**Data for the task:**
....................

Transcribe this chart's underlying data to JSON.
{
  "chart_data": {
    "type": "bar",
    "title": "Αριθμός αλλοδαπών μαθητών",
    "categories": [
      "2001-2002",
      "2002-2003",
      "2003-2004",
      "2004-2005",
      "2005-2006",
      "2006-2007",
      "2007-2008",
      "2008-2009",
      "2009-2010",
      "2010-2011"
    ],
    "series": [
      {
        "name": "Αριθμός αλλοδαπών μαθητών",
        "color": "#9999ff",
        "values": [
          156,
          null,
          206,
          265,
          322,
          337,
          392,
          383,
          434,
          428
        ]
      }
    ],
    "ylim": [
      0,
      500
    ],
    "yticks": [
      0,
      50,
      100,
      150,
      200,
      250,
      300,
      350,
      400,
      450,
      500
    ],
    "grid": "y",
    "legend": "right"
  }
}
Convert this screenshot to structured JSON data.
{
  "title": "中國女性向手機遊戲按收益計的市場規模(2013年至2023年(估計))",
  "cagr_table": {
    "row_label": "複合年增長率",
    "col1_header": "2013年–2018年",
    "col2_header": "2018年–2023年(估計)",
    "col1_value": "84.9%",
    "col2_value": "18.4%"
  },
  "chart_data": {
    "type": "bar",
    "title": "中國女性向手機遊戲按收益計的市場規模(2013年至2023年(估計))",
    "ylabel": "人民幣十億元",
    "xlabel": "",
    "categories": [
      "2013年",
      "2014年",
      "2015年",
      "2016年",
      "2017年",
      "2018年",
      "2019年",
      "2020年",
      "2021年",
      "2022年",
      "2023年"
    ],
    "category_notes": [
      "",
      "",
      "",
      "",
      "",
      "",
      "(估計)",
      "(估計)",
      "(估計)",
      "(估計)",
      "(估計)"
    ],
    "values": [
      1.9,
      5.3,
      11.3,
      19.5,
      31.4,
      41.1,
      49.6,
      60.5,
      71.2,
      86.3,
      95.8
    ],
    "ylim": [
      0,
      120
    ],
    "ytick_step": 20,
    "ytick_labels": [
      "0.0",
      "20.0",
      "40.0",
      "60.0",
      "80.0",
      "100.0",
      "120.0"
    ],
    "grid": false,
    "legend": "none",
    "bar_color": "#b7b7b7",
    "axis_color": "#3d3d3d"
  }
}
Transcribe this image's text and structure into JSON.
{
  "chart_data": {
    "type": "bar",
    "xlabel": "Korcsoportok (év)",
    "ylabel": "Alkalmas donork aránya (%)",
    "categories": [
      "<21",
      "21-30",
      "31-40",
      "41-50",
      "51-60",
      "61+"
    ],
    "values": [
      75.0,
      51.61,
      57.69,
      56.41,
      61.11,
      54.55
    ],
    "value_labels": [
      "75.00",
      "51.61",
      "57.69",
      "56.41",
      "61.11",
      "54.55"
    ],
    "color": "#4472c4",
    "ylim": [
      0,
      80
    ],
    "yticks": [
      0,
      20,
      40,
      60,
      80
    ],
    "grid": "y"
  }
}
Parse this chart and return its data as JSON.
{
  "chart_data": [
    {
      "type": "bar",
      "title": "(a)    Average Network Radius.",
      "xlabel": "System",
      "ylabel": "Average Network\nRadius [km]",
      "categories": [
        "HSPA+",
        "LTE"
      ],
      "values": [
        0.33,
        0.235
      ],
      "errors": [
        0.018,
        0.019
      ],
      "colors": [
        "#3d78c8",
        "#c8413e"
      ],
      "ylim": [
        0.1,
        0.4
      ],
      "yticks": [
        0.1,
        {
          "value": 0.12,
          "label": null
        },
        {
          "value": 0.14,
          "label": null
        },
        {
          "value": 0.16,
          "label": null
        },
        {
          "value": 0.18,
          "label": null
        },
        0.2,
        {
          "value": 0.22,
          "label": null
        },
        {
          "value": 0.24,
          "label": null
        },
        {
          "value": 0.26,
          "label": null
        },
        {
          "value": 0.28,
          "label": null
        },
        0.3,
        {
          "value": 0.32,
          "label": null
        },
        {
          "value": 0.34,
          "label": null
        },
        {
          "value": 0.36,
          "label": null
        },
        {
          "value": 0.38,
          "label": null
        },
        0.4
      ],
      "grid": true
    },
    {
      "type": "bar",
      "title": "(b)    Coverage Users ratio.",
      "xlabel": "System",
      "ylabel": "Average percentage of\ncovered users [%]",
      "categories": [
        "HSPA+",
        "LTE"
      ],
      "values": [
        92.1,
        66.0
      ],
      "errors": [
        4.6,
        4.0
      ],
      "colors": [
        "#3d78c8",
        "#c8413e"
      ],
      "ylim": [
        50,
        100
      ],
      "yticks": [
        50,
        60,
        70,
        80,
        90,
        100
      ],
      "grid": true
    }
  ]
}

....................

**The task:** Copy out all of the lines above exactly.

**Task solution:**
Transcribe this chart's underlying data to JSON.
{
  "chart_data": {
    "type": "bar",
    "title": "Αριθμός αλλοδαπών μαθητών",
    "categories": [
      "2001-2002",
      "2002-2003",
      "2003-2004",
      "2004-2005",
      "2005-2006",
      "2006-2007",
      "2007-2008",
      "2008-2009",
      "2009-2010",
      "2010-2011"
    ],
    "series": [
      {
        "name": "Αριθμός αλλοδαπών μαθητών",
        "color": "#9999ff",
        "values": [
          156,
          null,
          206,
          265,
          322,
          337,
          392,
          383,
          434,
          428
        ]
      }
    ],
    "ylim": [
      0,
      500
    ],
    "yticks": [
      0,
      50,
      100,
      150,
      200,
      250,
      300,
      350,
      400,
      450,
      500
    ],
    "grid": "y",
    "legend": "right"
  }
}
Convert this screenshot to structured JSON data.
{
  "title": "中國女性向手機遊戲按收益計的市場規模(2013年至2023年(估計))",
  "cagr_table": {
    "row_label": "複合年增長率",
    "col1_header": "2013年–2018年",
    "col2_header": "2018年–2023年(估計)",
    "col1_value": "84.9%",
    "col2_value": "18.4%"
  },
  "chart_data": {
    "type": "bar",
    "title": "中國女性向手機遊戲按收益計的市場規模(2013年至2023年(估計))",
    "ylabel": "人民幣十億元",
    "xlabel": "",
    "categories": [
      "2013年",
      "2014年",
      "2015年",
      "2016年",
      "2017年",
      "2018年",
      "2019年",
      "2020年",
      "2021年",
      "2022年",
      "2023年"
    ],
    "category_notes": [
      "",
      "",
      "",
      "",
      "",
      "",
      "(估計)",
      "(估計)",
      "(估計)",
      "(估計)",
      "(估計)"
    ],
    "values": [
      1.9,
      5.3,
      11.3,
      19.5,
      31.4,
      41.1,
      49.6,
      60.5,
      71.2,
      86.3,
      95.8
    ],
    "ylim": [
      0,
      120
    ],
    "ytick_step": 20,
    "ytick_labels": [
      "0.0",
      "20.0",
      "40.0",
      "60.0",
      "80.0",
      "100.0",
      "120.0"
    ],
    "grid": false,
    "legend": "none",
    "bar_color": "#b7b7b7",
    "axis_color": "#3d3d3d"
  }
}
Transcribe this image's text and structure into JSON.
{
  "chart_data": {
    "type": "bar",
    "xlabel": "Korcsoportok (év)",
    "ylabel": "Alkalmas donork aránya (%)",
    "categories": [
      "<21",
      "21-30",
      "31-40",
      "41-50",
      "51-60",
      "61+"
    ],
    "values": [
      75.0,
      51.61,
      57.69,
      56.41,
      61.11,
      54.55
    ],
    "value_labels": [
      "75.00",
      "51.61",
      "57.69",
      "56.41",
      "61.11",
      "54.55"
    ],
    "color": "#4472c4",
    "ylim": [
      0,
      80
    ],
    "yticks": [
      0,
      20,
      40,
      60,
      80
    ],
    "grid": "y"
  }
}
Parse this chart and return its data as JSON.
{
  "chart_data": [
    {
      "type": "bar",
      "title": "(a)    Average Network Radius.",
      "xlabel": "System",
      "ylabel": "Average Network\nRadius [km]",
      "categories": [
        "HSPA+",
        "LTE"
      ],
      "values": [
        0.33,
        0.235
      ],
      "errors": [
        0.018,
        0.019
      ],
      "colors": [
        "#3d78c8",
        "#c8413e"
      ],
      "ylim": [
        0.1,
        0.4
      ],
      "yticks": [
        0.1,
        {
          "value": 0.12,
          "label": null
        },
        {
          "value": 0.14,
          "label": null
        },
        {
          "value": 0.16,
          "label": null
        },
        {
          "value": 0.18,
          "label": null
        },
        0.2,
        {
          "value": 0.22,
          "label": null
        },
        {
          "value": 0.24,
          "label": null
        },
        {
          "value": 0.26,
          "label": null
        },
        {
          "value": 0.28,
          "label": null
        },
        0.3,
        {
          "value": 0.32,
          "label": null
        },
        {
          "value": 0.34,
          "label": null
        },
        {
          "value": 0.36,
          "label": null
        },
        {
          "value": 0.38,
          "label": null
        },
        0.4
      ],
      "grid": true
    },
    {
      "type": "bar",
      "title": "(b)    Coverage Users ratio.",
      "xlabel": "System",
      "ylabel": "Average percentage of\ncovered users [%]",
      "categories": [
        "HSPA+",
        "LTE"
      ],
      "values": [
        92.1,
        66.0
      ],
      "errors": [
        4.6,
        4.0
      ],
      "colors": [
        "#3d78c8",
        "#c8413e"
      ],
      "ylim": [
        50,
        100
      ],
      "yticks": [
        50,
        60,
        70,
        80,
        90,
        100
      ],
      "grid": true
    }
  ]
}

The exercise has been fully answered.